● **Given records**
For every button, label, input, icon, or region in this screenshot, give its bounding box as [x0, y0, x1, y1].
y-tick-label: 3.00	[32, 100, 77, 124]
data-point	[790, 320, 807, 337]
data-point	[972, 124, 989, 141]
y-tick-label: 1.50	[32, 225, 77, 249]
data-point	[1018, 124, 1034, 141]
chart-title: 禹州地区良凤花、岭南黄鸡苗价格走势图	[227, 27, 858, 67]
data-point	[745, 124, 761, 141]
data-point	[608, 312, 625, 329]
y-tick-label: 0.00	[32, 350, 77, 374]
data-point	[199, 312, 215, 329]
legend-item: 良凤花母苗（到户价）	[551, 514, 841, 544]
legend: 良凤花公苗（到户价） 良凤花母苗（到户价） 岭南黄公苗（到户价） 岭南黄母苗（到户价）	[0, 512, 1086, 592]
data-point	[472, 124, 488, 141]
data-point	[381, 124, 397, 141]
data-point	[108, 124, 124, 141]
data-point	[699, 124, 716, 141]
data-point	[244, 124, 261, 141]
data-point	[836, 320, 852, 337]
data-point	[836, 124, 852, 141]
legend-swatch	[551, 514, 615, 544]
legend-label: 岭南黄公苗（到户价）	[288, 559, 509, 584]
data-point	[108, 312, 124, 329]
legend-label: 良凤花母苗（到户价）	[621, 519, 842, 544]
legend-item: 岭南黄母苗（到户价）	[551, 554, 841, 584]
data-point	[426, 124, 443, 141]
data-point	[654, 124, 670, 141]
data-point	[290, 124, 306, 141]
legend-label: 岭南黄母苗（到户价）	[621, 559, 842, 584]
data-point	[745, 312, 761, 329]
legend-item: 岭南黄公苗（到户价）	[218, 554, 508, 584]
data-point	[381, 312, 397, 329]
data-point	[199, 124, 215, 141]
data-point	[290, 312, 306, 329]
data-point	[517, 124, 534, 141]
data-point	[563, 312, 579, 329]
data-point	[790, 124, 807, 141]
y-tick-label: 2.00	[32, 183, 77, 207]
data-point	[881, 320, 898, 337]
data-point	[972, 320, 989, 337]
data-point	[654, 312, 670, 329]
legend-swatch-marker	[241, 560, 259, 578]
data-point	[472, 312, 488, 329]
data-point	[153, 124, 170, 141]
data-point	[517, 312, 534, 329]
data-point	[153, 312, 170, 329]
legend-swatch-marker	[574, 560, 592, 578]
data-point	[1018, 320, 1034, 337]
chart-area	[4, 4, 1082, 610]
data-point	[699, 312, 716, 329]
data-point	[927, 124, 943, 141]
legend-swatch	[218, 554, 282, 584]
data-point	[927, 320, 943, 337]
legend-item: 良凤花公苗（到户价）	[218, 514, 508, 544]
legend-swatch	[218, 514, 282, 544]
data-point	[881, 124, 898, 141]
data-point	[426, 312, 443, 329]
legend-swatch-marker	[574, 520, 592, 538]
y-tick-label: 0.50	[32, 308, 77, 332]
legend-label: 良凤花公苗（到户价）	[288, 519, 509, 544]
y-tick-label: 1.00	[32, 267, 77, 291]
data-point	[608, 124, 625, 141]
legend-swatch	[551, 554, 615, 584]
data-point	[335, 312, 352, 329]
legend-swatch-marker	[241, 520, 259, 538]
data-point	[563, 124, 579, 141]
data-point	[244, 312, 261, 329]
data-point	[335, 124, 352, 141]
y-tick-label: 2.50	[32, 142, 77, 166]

● **Request**
Set out every line above as a Markdown table with the columns No. and Entry, numbering the rows in order and leaving out blank lines.

● **Response below**
| No. | Entry |
|---|---|
| 1 | For every button, label, input, icon, or region in this screenshot, give its bounding box as [x0, y0, x1, y1]. |
| 2 | y-tick-label: 3.00	[32, 100, 77, 124] |
| 3 | data-point	[790, 320, 807, 337] |
| 4 | data-point	[972, 124, 989, 141] |
| 5 | y-tick-label: 1.50	[32, 225, 77, 249] |
| 6 | data-point	[1018, 124, 1034, 141] |
| 7 | chart-title: 禹州地区良凤花、岭南黄鸡苗价格走势图	[227, 27, 858, 67] |
| 8 | data-point	[745, 124, 761, 141] |
| 9 | data-point	[608, 312, 625, 329] |
| 10 | y-tick-label: 0.00	[32, 350, 77, 374] |
| 11 | data-point	[199, 312, 215, 329] |
| 12 | legend-item: 良凤花母苗（到户价）	[551, 514, 841, 544] |
| 13 | legend: 良凤花公苗（到户价） 良凤花母苗（到户价） 岭南黄公苗（到户价） 岭南黄母苗（到户价）	[0, 512, 1086, 592] |
| 14 | data-point	[472, 124, 488, 141] |
| 15 | data-point	[381, 124, 397, 141] |
| 16 | data-point	[108, 124, 124, 141] |
| 17 | data-point	[699, 124, 716, 141] |
| 18 | data-point	[244, 124, 261, 141] |
| 19 | data-point	[836, 320, 852, 337] |
| 20 | data-point	[836, 124, 852, 141] |
| 21 | legend-swatch	[551, 514, 615, 544] |
| 22 | legend-label: 岭南黄公苗（到户价）	[288, 559, 509, 584] |
| 23 | data-point	[108, 312, 124, 329] |
| 24 | legend-label: 良凤花母苗（到户价）	[621, 519, 842, 544] |
| 25 | legend-item: 岭南黄母苗（到户价）	[551, 554, 841, 584] |
| 26 | data-point	[426, 124, 443, 141] |
| 27 | data-point	[654, 124, 670, 141] |
| 28 | data-point	[290, 124, 306, 141] |
| 29 | legend-label: 岭南黄母苗（到户价）	[621, 559, 842, 584] |
| 30 | data-point	[745, 312, 761, 329] |
| 31 | legend-item: 岭南黄公苗（到户价）	[218, 554, 508, 584] |
| 32 | data-point	[381, 312, 397, 329] |
| 33 | data-point	[199, 124, 215, 141] |
| 34 | data-point	[290, 312, 306, 329] |
| 35 | data-point	[517, 124, 534, 141] |
| 36 | data-point	[563, 312, 579, 329] |
| 37 | data-point	[790, 124, 807, 141] |
| 38 | y-tick-label: 2.00	[32, 183, 77, 207] |
| 39 | data-point	[881, 320, 898, 337] |
| 40 | data-point	[972, 320, 989, 337] |
| 41 | data-point	[654, 312, 670, 329] |
| 42 | legend-swatch-marker	[241, 560, 259, 578] |
| 43 | data-point	[472, 312, 488, 329] |
| 44 | data-point	[153, 124, 170, 141] |
| 45 | data-point	[517, 312, 534, 329] |
| 46 | data-point	[153, 312, 170, 329] |
| 47 | legend-swatch-marker	[574, 560, 592, 578] |
| 48 | data-point	[1018, 320, 1034, 337] |
| 49 | chart-area	[4, 4, 1082, 610] |
| 50 | data-point	[699, 312, 716, 329] |
| 51 | data-point	[927, 124, 943, 141] |
| 52 | legend-swatch	[218, 554, 282, 584] |
| 53 | data-point	[927, 320, 943, 337] |
| 54 | legend-item: 良凤花公苗（到户价）	[218, 514, 508, 544] |
| 55 | legend-swatch	[218, 514, 282, 544] |
| 56 | data-point	[881, 124, 898, 141] |
| 57 | data-point	[426, 312, 443, 329] |
| 58 | legend-swatch-marker	[574, 520, 592, 538] |
| 59 | y-tick-label: 0.50	[32, 308, 77, 332] |
| 60 | legend-label: 良凤花公苗（到户价）	[288, 519, 509, 544] |
| 61 | y-tick-label: 1.00	[32, 267, 77, 291] |
| 62 | data-point	[608, 124, 625, 141] |
| 63 | legend-swatch	[551, 554, 615, 584] |
| 64 | data-point	[335, 312, 352, 329] |
| 65 | legend-swatch-marker	[241, 520, 259, 538] |
| 66 | data-point	[563, 124, 579, 141] |
| 67 | data-point	[244, 312, 261, 329] |
| 68 | data-point	[335, 124, 352, 141] |
| 69 | y-tick-label: 2.50	[32, 142, 77, 166] |